Data for this exercise:
/---
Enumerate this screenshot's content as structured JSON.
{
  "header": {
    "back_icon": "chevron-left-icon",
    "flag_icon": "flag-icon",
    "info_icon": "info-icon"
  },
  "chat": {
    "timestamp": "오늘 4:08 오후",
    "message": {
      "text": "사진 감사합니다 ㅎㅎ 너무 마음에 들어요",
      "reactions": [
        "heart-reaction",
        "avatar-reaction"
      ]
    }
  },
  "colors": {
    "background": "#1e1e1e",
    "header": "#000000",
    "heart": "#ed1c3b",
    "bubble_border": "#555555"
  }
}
\---
Work to do: Retype the data exactly as given.

Solution to the exercise:
Enumerate this screenshot's content as structured JSON.
{
  "header": {
    "back_icon": "chevron-left-icon",
    "flag_icon": "flag-icon",
    "info_icon": "info-icon"
  },
  "chat": {
    "timestamp": "오늘 4:08 오후",
    "message": {
      "text": "사진 감사합니다 ㅎㅎ 너무 마음에 들어요",
      "reactions": [
        "heart-reaction",
        "avatar-reaction"
      ]
    }
  },
  "colors": {
    "background": "#1e1e1e",
    "header": "#000000",
    "heart": "#ed1c3b",
    "bubble_border": "#555555"
  }
}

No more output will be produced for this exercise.